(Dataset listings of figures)
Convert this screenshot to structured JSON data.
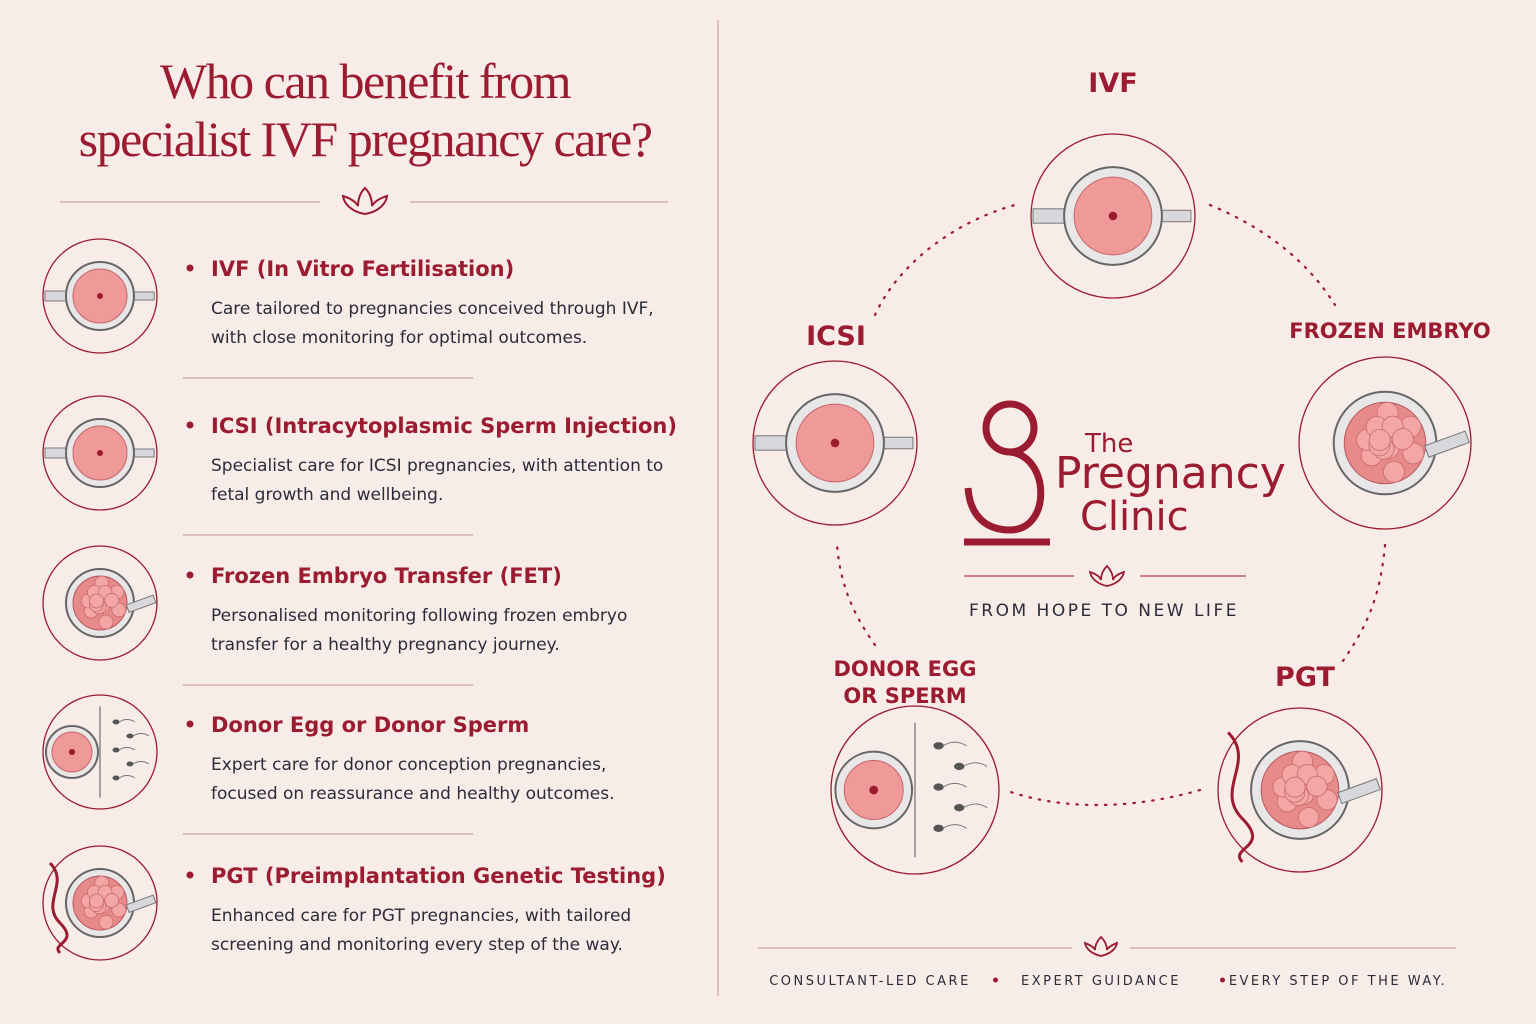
{
  "header": {
    "title_lines": [
      "Who can benefit from",
      "specialist IVF pregnancy care?"
    ]
  },
  "items": [
    {
      "title": "IVF (In Vitro Fertilisation)",
      "lines": [
        "Care tailored to pregnancies conceived through IVF,",
        "with close monitoring for optimal outcomes."
      ]
    },
    {
      "title": "ICSI (Intracytoplasmic Sperm Injection)",
      "lines": [
        "Specialist care for ICSI pregnancies, with attention to",
        "fetal growth and wellbeing."
      ]
    },
    {
      "title": "Frozen Embryo Transfer (FET)",
      "lines": [
        "Personalised monitoring following frozen embryo",
        "transfer for a healthy pregnancy journey."
      ]
    },
    {
      "title": "Donor Egg or Donor Sperm",
      "lines": [
        "Expert care for donor conception pregnancies,",
        "focused on reassurance and healthy outcomes."
      ]
    },
    {
      "title": "PGT (Preimplantation Genetic Testing)",
      "lines": [
        "Enhanced care for PGT pregnancies, with tailored",
        "screening and monitoring every step of the way."
      ]
    }
  ],
  "nodes": [
    {
      "label_lines": [
        "IVF"
      ]
    },
    {
      "label_lines": [
        "ICSI"
      ]
    },
    {
      "label_lines": [
        "FROZEN EMBRYO"
      ]
    },
    {
      "label_lines": [
        "DONOR EGG",
        "OR SPERM"
      ]
    },
    {
      "label_lines": [
        "PGT"
      ]
    }
  ],
  "logo": {
    "lines": [
      "The",
      "Pregnancy",
      "Clinic"
    ],
    "tagline": "FROM HOPE TO NEW LIFE"
  },
  "footer": {
    "items": [
      "CONSULTANT-LED CARE",
      "EXPERT GUIDANCE",
      "EVERY STEP OF THE WAY."
    ]
  }
}
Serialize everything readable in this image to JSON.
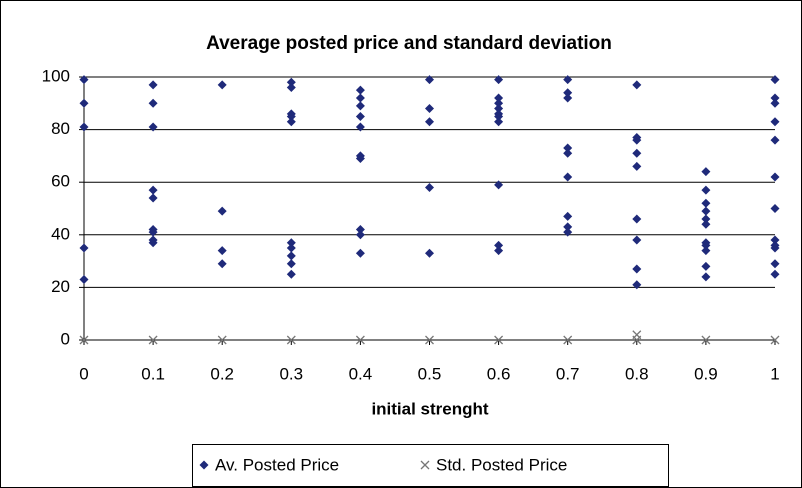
{
  "chart_data": {
    "type": "scatter",
    "title": "Average posted price and standard deviation",
    "x_label": "initial strenght",
    "xlim": [
      0,
      1
    ],
    "xticks": [
      0,
      0.1,
      0.2,
      0.3,
      0.4,
      0.5,
      0.6,
      0.7,
      0.8,
      0.9,
      1
    ],
    "ylim": [
      0,
      100
    ],
    "yticks": [
      0,
      20,
      40,
      60,
      80,
      100
    ],
    "grid": true,
    "legend": "bottom",
    "series": [
      {
        "name": "Av. Posted Price",
        "color": "#1f2a7a",
        "marker": "diamond",
        "x": [
          0,
          0,
          0,
          0,
          0,
          0.1,
          0.1,
          0.1,
          0.1,
          0.1,
          0.1,
          0.1,
          0.1,
          0.1,
          0.2,
          0.2,
          0.2,
          0.2,
          0.3,
          0.3,
          0.3,
          0.3,
          0.3,
          0.3,
          0.3,
          0.3,
          0.3,
          0.3,
          0.4,
          0.4,
          0.4,
          0.4,
          0.4,
          0.4,
          0.4,
          0.4,
          0.4,
          0.4,
          0.5,
          0.5,
          0.5,
          0.5,
          0.5,
          0.6,
          0.6,
          0.6,
          0.6,
          0.6,
          0.6,
          0.6,
          0.6,
          0.6,
          0.6,
          0.7,
          0.7,
          0.7,
          0.7,
          0.7,
          0.7,
          0.7,
          0.7,
          0.7,
          0.8,
          0.8,
          0.8,
          0.8,
          0.8,
          0.8,
          0.8,
          0.8,
          0.8,
          0.9,
          0.9,
          0.9,
          0.9,
          0.9,
          0.9,
          0.9,
          0.9,
          0.9,
          0.9,
          0.9,
          1,
          1,
          1,
          1,
          1,
          1,
          1,
          1,
          1,
          1,
          1,
          1
        ],
        "values": [
          99,
          90,
          81,
          35,
          23,
          97,
          90,
          81,
          57,
          54,
          42,
          41,
          38,
          37,
          97,
          49,
          34,
          29,
          98,
          96,
          86,
          85,
          83,
          37,
          35,
          32,
          29,
          25,
          95,
          92,
          89,
          85,
          81,
          70,
          69,
          42,
          40,
          33,
          99,
          88,
          83,
          58,
          33,
          99,
          92,
          90,
          88,
          86,
          85,
          83,
          59,
          36,
          34,
          99,
          94,
          92,
          73,
          71,
          62,
          47,
          43,
          41,
          97,
          77,
          76,
          71,
          66,
          46,
          38,
          27,
          21,
          64,
          57,
          52,
          49,
          46,
          44,
          37,
          36,
          34,
          28,
          24,
          99,
          92,
          90,
          83,
          76,
          62,
          50,
          38,
          36,
          35,
          29,
          25
        ]
      },
      {
        "name": "Std. Posted Price",
        "color": "#777777",
        "marker": "x",
        "x": [
          0,
          0.1,
          0.2,
          0.3,
          0.4,
          0.5,
          0.6,
          0.7,
          0.8,
          0.8,
          0.9,
          1
        ],
        "values": [
          0,
          0,
          0,
          0,
          0,
          0,
          0,
          0,
          0,
          2,
          0,
          0
        ]
      }
    ]
  }
}
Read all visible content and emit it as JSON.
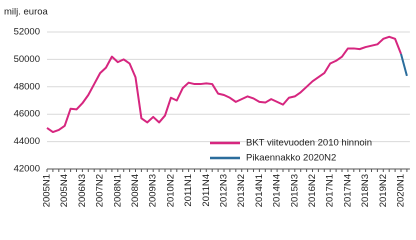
{
  "chart_data": {
    "type": "line",
    "ylabel": "milj. euroa",
    "categories": [
      "2005N1",
      null,
      null,
      "2005N4",
      null,
      null,
      "2006N3",
      null,
      null,
      "2007N2",
      null,
      null,
      "2008N1",
      null,
      null,
      "2008N4",
      null,
      null,
      "2009N3",
      null,
      null,
      "2010N2",
      null,
      null,
      "2011N1",
      null,
      null,
      "2011N4",
      null,
      null,
      "2012N3",
      null,
      null,
      "2013N2",
      null,
      null,
      "2014N1",
      null,
      null,
      "2014N4",
      null,
      null,
      "2015N3",
      null,
      null,
      "2016N2",
      null,
      null,
      "2017N1",
      null,
      null,
      "2017N4",
      null,
      null,
      "2018N3",
      null,
      null,
      "2019N2",
      null,
      null,
      "2020N1",
      null
    ],
    "series": [
      {
        "name": "BKT viitevuoden 2010 hinnoin",
        "color": "#d6267f",
        "values": [
          45000,
          44700,
          44850,
          45150,
          46400,
          46350,
          46800,
          47400,
          48200,
          49000,
          49400,
          50200,
          49800,
          50000,
          49700,
          48700,
          45700,
          45400,
          45800,
          45400,
          45900,
          47200,
          47000,
          47900,
          48300,
          48200,
          48200,
          48250,
          48200,
          47500,
          47400,
          47200,
          46900,
          47100,
          47300,
          47150,
          46900,
          46850,
          47100,
          46900,
          46700,
          47200,
          47300,
          47600,
          48000,
          48400,
          48700,
          49000,
          49700,
          49900,
          50200,
          50800,
          50800,
          50750,
          50900,
          51000,
          51100,
          51500,
          51650,
          51500,
          50400,
          null
        ]
      },
      {
        "name": "Pikaennakko 2020N2",
        "color": "#2b6d9c",
        "values": [
          null,
          null,
          null,
          null,
          null,
          null,
          null,
          null,
          null,
          null,
          null,
          null,
          null,
          null,
          null,
          null,
          null,
          null,
          null,
          null,
          null,
          null,
          null,
          null,
          null,
          null,
          null,
          null,
          null,
          null,
          null,
          null,
          null,
          null,
          null,
          null,
          null,
          null,
          null,
          null,
          null,
          null,
          null,
          null,
          null,
          null,
          null,
          null,
          null,
          null,
          null,
          null,
          null,
          null,
          null,
          null,
          null,
          null,
          null,
          null,
          50400,
          48800
        ]
      }
    ],
    "ylim": [
      42000,
      52000
    ],
    "yticks": [
      42000,
      44000,
      46000,
      48000,
      50000,
      52000
    ],
    "grid": true,
    "legend": "lower right"
  }
}
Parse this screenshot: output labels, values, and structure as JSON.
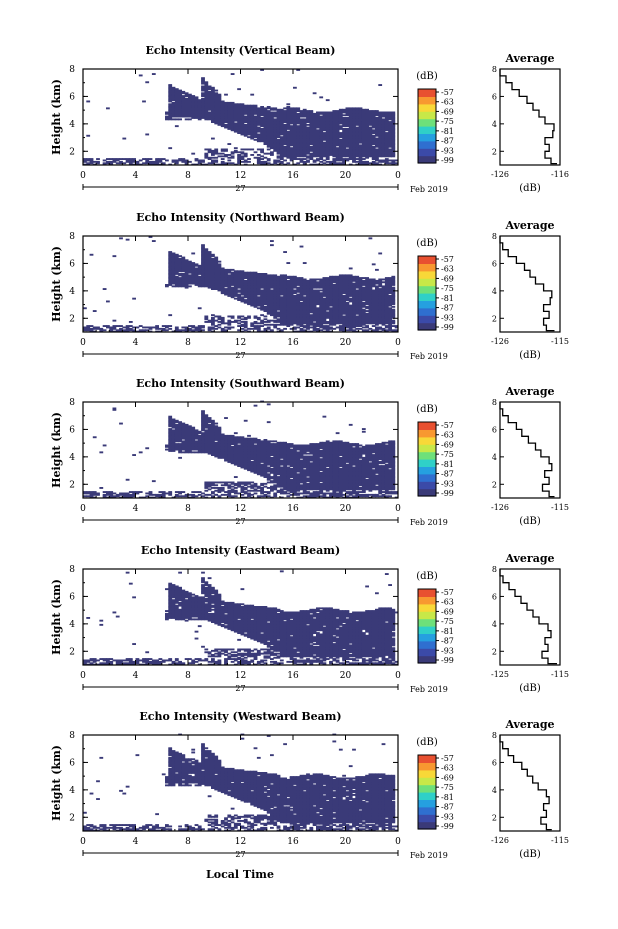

> _Given request_: Pull every line holding "color" out of the records.

> _Reply to the task_:
        "color": "#1f2a7a",
        "color": "#777777",
        "color": "#d6267f",
        "color": "#2b6d9c",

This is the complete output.